Without omitting anything, return the records precisely as given.

═════ DATA LINES

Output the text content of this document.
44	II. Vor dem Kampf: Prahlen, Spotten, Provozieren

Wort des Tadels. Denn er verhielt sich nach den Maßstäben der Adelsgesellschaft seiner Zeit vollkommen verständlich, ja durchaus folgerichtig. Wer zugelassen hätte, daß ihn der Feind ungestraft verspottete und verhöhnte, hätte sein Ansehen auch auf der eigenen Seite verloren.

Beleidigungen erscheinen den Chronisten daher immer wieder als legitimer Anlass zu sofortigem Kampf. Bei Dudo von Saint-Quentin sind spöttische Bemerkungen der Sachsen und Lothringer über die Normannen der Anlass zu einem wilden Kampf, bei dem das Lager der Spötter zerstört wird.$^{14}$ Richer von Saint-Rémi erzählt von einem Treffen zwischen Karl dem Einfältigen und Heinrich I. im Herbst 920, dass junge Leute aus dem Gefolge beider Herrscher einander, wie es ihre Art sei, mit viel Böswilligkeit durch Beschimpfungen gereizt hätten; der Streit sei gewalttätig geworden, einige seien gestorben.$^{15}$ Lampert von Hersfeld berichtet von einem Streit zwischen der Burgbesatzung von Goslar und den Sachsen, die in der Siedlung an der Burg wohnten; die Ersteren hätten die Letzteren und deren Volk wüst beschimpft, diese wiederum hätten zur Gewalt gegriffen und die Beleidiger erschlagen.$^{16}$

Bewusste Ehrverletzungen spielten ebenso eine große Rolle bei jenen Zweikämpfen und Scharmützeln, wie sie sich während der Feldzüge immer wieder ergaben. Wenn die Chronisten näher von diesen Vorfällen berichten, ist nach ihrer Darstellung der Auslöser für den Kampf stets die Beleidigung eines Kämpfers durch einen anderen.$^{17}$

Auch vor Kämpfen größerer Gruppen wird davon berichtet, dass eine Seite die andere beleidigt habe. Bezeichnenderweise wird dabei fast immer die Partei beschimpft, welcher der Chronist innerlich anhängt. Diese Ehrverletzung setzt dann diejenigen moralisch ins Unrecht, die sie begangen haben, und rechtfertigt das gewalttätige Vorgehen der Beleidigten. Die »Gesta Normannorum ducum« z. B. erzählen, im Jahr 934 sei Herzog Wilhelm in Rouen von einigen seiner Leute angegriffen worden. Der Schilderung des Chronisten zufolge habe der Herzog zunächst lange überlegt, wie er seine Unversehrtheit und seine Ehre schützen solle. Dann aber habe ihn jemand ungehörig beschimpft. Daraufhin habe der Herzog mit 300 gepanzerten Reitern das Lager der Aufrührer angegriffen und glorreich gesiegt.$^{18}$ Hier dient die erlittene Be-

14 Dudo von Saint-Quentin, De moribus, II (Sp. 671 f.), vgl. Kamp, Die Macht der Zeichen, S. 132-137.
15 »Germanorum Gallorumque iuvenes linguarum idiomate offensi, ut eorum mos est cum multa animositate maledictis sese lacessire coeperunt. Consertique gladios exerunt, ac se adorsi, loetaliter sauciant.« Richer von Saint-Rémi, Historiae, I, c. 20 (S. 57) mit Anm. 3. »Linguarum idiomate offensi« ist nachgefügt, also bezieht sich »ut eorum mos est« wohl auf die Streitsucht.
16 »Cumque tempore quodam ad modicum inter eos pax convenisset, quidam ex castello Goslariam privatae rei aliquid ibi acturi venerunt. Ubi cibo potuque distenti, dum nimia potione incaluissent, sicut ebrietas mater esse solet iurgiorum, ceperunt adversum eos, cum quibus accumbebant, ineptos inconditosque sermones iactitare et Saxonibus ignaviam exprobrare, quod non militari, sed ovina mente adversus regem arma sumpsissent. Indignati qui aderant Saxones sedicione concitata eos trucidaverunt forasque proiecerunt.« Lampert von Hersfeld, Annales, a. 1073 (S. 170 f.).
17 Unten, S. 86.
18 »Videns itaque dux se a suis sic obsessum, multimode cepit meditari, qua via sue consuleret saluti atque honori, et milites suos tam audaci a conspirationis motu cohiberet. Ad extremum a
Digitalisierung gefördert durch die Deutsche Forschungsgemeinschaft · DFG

══════════

■ **REPLY**:
Output the text content of this document.
44	II. Vor dem Kampf: Prahlen, Spotten, Provozieren

Wort des Tadels. Denn er verhielt sich nach den Maßstäben der Adelsgesellschaft seiner Zeit vollkommen verständlich, ja durchaus folgerichtig. Wer zugelassen hätte, daß ihn der Feind ungestraft verspottete und verhöhnte, hätte sein Ansehen auch auf der eigenen Seite verloren.

Beleidigungen erscheinen den Chronisten daher immer wieder als legitimer Anlass zu sofortigem Kampf. Bei Dudo von Saint-Quentin sind spöttische Bemerkungen der Sachsen und Lothringer über die Normannen der Anlass zu einem wilden Kampf, bei dem das Lager der Spötter zerstört wird.$^{14}$ Richer von Saint-Rémi erzählt von einem Treffen zwischen Karl dem Einfältigen und Heinrich I. im Herbst 920, dass junge Leute aus dem Gefolge beider Herrscher einander, wie es ihre Art sei, mit viel Böswilligkeit durch Beschimpfungen gereizt hätten; der Streit sei gewalttätig geworden, einige seien gestorben.$^{15}$ Lampert von Hersfeld berichtet von einem Streit zwischen der Burgbesatzung von Goslar und den Sachsen, die in der Siedlung an der Burg wohnten; die Ersteren hätten die Letzteren und deren Volk wüst beschimpft, diese wiederum hätten zur Gewalt gegriffen und die Beleidiger erschlagen.$^{16}$

Bewusste Ehrverletzungen spielten ebenso eine große Rolle bei jenen Zweikämpfen und Scharmützeln, wie sie sich während der Feldzüge immer wieder ergaben. Wenn die Chronisten näher von diesen Vorfällen berichten, ist nach ihrer Darstellung der Auslöser für den Kampf stets die Beleidigung eines Kämpfers durch einen anderen.$^{17}$

Auch vor Kämpfen größerer Gruppen wird davon berichtet, dass eine Seite die andere beleidigt habe. Bezeichnenderweise wird dabei fast immer die Partei beschimpft, welcher der Chronist innerlich anhängt. Diese Ehrverletzung setzt dann diejenigen moralisch ins Unrecht, die sie begangen haben, und rechtfertigt das gewalttätige Vorgehen der Beleidigten. Die »Gesta Normannorum ducum« z. B. erzählen, im Jahr 934 sei Herzog Wilhelm in Rouen von einigen seiner Leute angegriffen worden. Der Schilderung des Chronisten zufolge habe der Herzog zunächst lange überlegt, wie er seine Unversehrtheit und seine Ehre schützen solle. Dann aber habe ihn jemand ungehörig beschimpft. Daraufhin habe der Herzog mit 300 gepanzerten Reitern das Lager der Aufrührer angegriffen und glorreich gesiegt.$^{18}$ Hier dient die erlittene Be-

14 Dudo von Saint-Quentin, De moribus, II (Sp. 671 f.), vgl. Kamp, Die Macht der Zeichen, S. 132-137.
15 »Germanorum Gallorumque iuvenes linguarum idiomate offensi, ut eorum mos est cum multa animositate maledictis sese lacessire coeperunt. Consertique gladios exerunt, ac se adorsi, loetaliter sauciant.« Richer von Saint-Rémi, Historiae, I, c. 20 (S. 57) mit Anm. 3. »Linguarum idiomate offensi« ist nachgefügt, also bezieht sich »ut eorum mos est« wohl auf die Streitsucht.
16 »Cumque tempore quodam ad modicum inter eos pax convenisset, quidam ex castello Goslariam privatae rei aliquid ibi acturi venerunt. Ubi cibo potuque distenti, dum nimia potione incaluissent, sicut ebrietas mater esse solet iurgiorum, ceperunt adversum eos, cum quibus accumbebant, ineptos inconditosque sermones iactitare et Saxonibus ignaviam exprobrare, quod non militari, sed ovina mente adversus regem arma sumpsissent. Indignati qui aderant Saxones sedicione concitata eos trucidaverunt forasque proiecerunt.« Lampert von Hersfeld, Annales, a. 1073 (S. 170 f.).
17 Unten, S. 86.
18 »Videns itaque dux se a suis sic obsessum, multimode cepit meditari, qua via sue consuleret saluti atque honori, et milites suos tam audaci a conspirationis motu cohiberet. Ad extremum a
Digitalisierung gefördert durch die Deutsche Forschungsgemeinschaft · DFG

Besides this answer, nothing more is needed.